**Texte fourni:**
+++++

Le Sanglot de l’homme noir, d’Alain Mabanckou

Voir le monde et le critiquer

On pourrait penser que le dernier livre d’Alain Mabanckou est un essai polémique. Le Sanglot de l’homme noir est en réalité un témoignage personnel, engagé et critique.

Tout commence par une lettre, dans laquelle Alain Mabanckou met en garde son fils contre « le camp de l’égarement, celui de la réflexion en raccourci ». Il lui rappelle son identité française et déplore « la tendance qui pousse certains Africains en larmes à expliquer les malheurs du continent noir – tous ses malheurs – à travers le prisme de la rencontre avec l’Europe ». Cette lettre, comme l’ensemble du livre, est « une sonnette d’alarme » contre l’égarement et l’anémie de ces « noirs en sanglots », mais aussi contre le racisme ambiant qui règne en France, la vision des noirs américains sur leurs « frères Africains », etc.

Polémique, sans aucun doute, Le Sanglot de l’Homme noir a le mérite de poser question : on ne reste pas neutre devant cet ouvrage. Il s’adresse au fils, aux Africains, aux noirs, certes, mais en réalité il parle à tous. Car chacun s’interroge sur les sujets qui sont abordés : histoire, littérature, identité, politique… Depuis les Etats-Unis, Alain Mabanckou jette un regard sur la France et sur ses « frères noirs ». Il remet en cause le communautarisme, le racisme, la perception de l’immigration, la déformation historique, ou encore l’image que l’on peut avoir de soi-même et des autres. C’est un grand cri contre les préjugés qui nous restreignent parfois à ce que nous n’avons pas à être. Alors que souvent réduits à une couleur de peau, un pays d’origine, une langue ou un héritage, Alain Mabanckou nous dit d’exister avec nos idées.

+++++

**Extrait du corpus:**
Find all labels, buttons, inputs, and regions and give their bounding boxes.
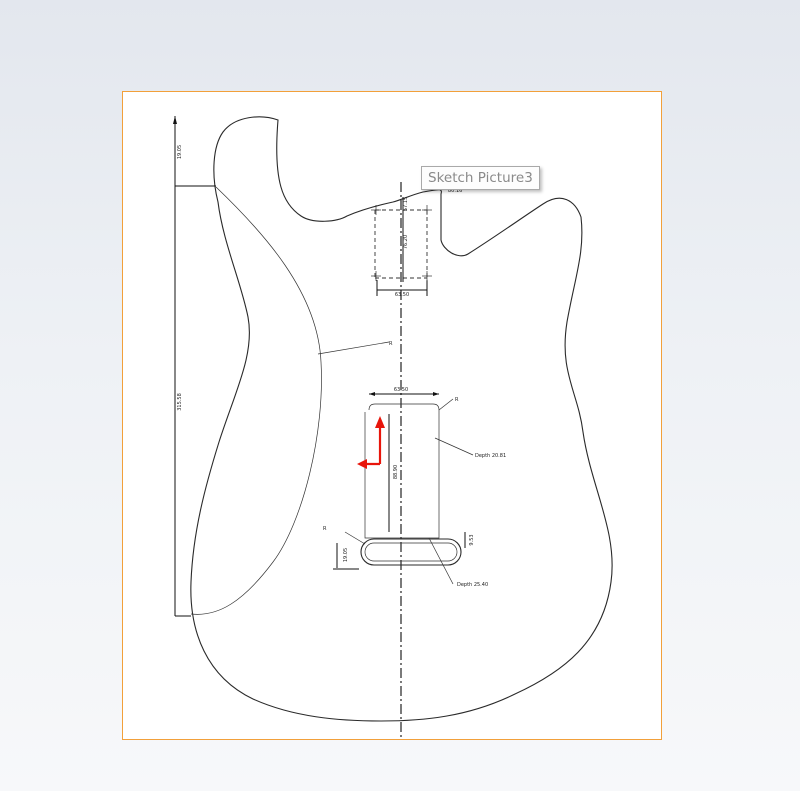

+++++

**Consigne 1:** Reproduisez à l'identique le passage du texte fourni qui va de « Polémique, sans aucun » jusqu'à « avec nos idées. ».
**Consigne 2:** D'après le texte fourni, qu'est-ce qu'Alain Mabanckou remet en cause ? Dressez-en la liste complète.

**Réponse rédigée 1:**
Polémique, sans aucun doute, Le Sanglot de l’Homme noir a le mérite de poser question : on ne reste pas neutre devant cet ouvrage. Il s’adresse au fils, aux Africains, aux noirs, certes, mais en réalité il parle à tous. Car chacun s’interroge sur les sujets qui sont abordés : histoire, littérature, identité, politique… Depuis les Etats-Unis, Alain Mabanckou jette un regard sur la France et sur ses « frères noirs ». Il remet en cause le communautarisme, le racisme, la perception de l’immigration, la déformation historique, ou encore l’image que l’on peut avoir de soi-même et des autres. C’est un grand cri contre les préjugés qui nous restreignent parfois à ce que nous n’avons pas à être. Alors que souvent réduits à une couleur de peau, un pays d’origine, une langue ou un héritage, Alain Mabanckou nous dit d’exister avec nos idées.

**Réponse rédigée 2:**
- le communautarisme
- le racisme
- la perception de l'immigration
- la déformation historique
- l'image que l'on peut avoir de soi-même et des autres